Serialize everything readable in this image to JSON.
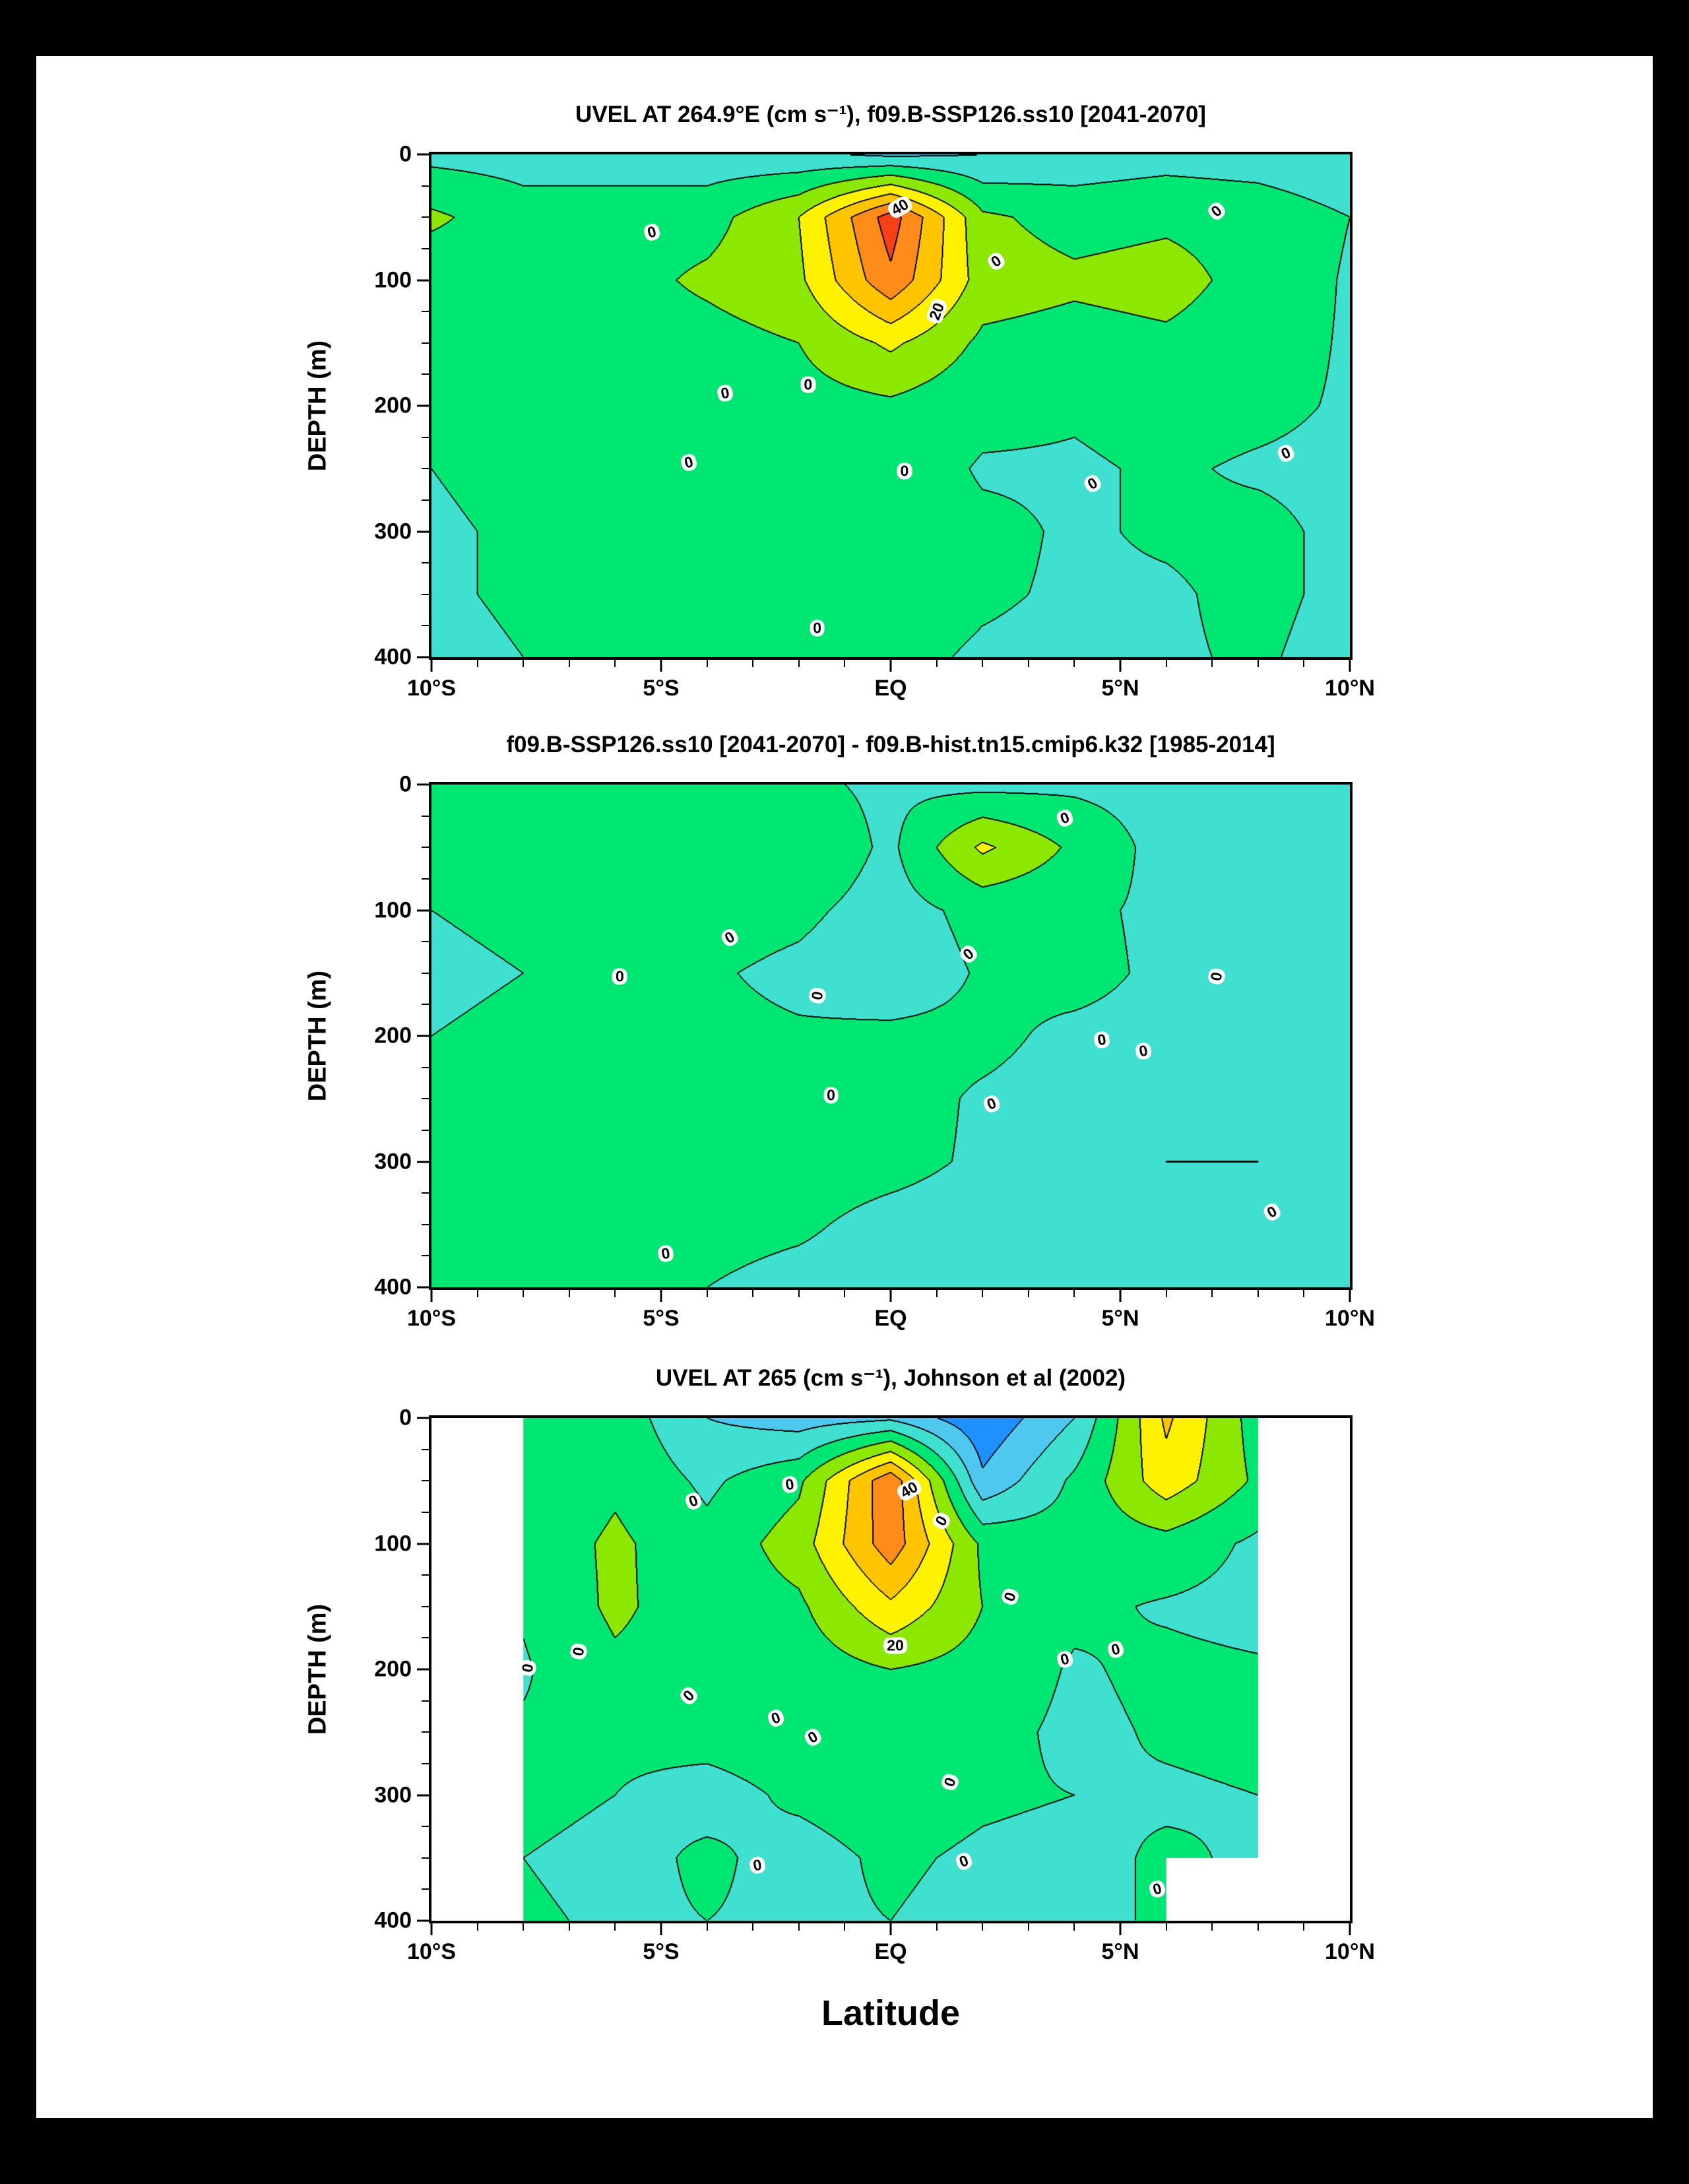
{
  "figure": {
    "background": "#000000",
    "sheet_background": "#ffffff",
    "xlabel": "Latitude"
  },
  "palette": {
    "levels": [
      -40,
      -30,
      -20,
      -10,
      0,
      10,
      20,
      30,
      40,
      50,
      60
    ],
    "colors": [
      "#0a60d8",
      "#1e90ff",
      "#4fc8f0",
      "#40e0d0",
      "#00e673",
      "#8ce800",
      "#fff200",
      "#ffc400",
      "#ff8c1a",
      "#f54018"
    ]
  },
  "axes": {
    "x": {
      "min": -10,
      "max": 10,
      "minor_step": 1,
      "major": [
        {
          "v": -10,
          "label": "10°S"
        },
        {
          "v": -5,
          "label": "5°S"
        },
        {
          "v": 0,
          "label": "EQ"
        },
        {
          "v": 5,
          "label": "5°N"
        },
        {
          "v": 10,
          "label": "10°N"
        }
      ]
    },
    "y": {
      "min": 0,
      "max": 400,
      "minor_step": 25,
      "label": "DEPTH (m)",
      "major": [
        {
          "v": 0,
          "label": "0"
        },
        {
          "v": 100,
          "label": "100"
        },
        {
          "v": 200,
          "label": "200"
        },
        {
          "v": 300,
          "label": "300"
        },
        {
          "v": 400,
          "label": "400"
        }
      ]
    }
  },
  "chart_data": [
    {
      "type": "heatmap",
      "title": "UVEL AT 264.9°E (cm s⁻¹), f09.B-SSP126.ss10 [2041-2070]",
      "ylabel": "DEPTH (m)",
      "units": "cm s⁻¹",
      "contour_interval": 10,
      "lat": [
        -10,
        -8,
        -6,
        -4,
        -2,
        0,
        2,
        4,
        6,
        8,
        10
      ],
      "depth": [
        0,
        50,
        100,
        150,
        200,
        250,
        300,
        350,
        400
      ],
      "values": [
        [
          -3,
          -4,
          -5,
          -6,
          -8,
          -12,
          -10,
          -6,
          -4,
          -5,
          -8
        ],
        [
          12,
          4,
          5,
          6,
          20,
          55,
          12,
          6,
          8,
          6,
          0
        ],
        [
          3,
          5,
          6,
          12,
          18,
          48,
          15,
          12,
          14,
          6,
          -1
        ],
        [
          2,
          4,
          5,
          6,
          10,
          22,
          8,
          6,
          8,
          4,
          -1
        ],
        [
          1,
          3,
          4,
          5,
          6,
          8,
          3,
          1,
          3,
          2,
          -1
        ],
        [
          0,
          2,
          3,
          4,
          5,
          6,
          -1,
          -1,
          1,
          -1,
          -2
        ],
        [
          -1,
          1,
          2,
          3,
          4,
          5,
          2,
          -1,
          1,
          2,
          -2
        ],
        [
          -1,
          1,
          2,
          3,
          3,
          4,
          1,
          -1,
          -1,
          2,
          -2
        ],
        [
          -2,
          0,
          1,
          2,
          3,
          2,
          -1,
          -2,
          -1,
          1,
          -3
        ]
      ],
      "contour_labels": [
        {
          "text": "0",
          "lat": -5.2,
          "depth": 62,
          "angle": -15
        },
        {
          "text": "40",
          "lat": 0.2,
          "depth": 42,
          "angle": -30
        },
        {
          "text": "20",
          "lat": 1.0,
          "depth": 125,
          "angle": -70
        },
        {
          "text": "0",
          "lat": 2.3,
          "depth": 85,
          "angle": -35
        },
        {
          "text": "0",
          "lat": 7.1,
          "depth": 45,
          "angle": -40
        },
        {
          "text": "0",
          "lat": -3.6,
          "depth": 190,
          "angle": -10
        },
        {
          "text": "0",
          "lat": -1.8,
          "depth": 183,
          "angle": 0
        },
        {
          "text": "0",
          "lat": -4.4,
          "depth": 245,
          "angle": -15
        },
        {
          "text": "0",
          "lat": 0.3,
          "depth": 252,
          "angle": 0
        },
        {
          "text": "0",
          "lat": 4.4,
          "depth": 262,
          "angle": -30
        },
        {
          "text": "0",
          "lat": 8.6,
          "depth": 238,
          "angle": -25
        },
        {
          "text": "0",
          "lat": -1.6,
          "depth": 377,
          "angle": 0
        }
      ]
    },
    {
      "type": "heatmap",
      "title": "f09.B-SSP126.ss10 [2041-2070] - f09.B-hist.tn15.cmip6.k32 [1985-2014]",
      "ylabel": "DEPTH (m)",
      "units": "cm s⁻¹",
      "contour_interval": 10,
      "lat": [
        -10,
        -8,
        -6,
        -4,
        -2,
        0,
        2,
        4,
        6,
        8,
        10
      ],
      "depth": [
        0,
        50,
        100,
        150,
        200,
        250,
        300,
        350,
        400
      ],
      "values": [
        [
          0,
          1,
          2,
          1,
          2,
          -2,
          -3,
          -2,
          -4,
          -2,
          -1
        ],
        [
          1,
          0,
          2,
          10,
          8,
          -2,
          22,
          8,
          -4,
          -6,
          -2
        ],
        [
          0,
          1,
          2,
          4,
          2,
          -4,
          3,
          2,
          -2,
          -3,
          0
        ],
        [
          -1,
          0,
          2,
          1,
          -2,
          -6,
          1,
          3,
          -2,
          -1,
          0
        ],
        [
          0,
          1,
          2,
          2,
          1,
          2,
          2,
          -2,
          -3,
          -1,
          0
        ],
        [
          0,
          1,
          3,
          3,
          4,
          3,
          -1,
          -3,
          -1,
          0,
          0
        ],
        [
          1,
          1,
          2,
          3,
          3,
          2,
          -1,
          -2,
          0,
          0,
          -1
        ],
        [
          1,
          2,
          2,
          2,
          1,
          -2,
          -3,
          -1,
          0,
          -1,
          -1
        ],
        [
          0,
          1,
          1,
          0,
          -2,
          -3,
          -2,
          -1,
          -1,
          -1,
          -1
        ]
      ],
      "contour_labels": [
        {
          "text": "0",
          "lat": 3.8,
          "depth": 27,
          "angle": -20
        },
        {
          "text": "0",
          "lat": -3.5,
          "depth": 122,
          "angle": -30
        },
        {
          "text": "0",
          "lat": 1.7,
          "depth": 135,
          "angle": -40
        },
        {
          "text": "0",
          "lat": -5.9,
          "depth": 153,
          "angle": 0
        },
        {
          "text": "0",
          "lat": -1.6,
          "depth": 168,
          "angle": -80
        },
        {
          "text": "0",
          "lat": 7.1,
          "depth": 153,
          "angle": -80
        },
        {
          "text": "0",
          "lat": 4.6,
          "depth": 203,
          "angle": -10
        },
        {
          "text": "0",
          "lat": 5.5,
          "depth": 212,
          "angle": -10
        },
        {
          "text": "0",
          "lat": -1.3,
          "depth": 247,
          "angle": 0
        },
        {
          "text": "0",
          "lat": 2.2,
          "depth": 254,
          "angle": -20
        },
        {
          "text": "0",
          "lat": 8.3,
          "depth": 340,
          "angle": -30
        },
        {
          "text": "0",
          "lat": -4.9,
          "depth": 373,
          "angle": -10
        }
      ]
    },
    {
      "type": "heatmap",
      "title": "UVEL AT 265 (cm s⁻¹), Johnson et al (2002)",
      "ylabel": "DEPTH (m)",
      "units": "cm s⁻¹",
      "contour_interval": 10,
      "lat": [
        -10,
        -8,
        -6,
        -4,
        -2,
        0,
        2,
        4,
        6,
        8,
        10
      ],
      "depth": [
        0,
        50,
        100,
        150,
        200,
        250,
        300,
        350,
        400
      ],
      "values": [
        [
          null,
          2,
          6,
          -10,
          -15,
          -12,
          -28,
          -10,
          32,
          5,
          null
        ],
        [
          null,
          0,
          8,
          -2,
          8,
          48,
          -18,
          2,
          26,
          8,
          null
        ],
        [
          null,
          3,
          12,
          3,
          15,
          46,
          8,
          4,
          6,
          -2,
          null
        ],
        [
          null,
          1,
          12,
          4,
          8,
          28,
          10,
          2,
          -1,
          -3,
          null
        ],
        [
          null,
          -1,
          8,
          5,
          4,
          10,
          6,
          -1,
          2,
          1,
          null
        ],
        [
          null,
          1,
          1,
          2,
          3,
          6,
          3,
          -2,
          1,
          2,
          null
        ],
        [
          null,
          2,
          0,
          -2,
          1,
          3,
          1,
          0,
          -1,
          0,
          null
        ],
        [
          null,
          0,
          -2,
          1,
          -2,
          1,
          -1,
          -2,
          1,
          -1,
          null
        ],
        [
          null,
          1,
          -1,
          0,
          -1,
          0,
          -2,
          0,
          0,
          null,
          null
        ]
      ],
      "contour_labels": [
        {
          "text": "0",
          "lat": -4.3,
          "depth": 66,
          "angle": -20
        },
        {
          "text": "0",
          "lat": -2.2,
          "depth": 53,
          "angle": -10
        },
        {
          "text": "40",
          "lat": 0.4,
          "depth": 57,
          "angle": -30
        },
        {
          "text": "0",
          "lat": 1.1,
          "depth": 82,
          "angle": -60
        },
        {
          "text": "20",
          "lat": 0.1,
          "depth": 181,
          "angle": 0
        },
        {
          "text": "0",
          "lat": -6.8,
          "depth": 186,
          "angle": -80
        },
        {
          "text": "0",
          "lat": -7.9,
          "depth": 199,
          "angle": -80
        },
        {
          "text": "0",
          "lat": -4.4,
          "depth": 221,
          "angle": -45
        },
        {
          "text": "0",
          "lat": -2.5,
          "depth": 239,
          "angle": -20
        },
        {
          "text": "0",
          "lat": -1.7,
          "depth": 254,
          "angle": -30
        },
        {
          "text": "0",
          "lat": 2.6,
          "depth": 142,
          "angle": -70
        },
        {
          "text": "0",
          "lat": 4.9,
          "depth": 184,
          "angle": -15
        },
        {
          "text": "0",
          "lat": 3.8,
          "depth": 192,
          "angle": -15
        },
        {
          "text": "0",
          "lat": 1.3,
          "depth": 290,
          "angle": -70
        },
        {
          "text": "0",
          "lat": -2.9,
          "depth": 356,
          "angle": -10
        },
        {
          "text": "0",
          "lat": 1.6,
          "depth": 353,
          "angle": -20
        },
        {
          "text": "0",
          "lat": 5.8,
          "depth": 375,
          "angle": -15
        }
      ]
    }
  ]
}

· · · · · · ·

From the entries above, extract every line where the word "title" appears.

      "title": "UVEL AT 264.9°E (cm s⁻¹), f09.B-SSP126.ss10 [2041-2070]",
      "title": "f09.B-SSP126.ss10 [2041-2070] - f09.B-hist.tn15.cmip6.k32 [1985-2014]",
      "title": "UVEL AT 265 (cm s⁻¹), Johnson et al (2002)",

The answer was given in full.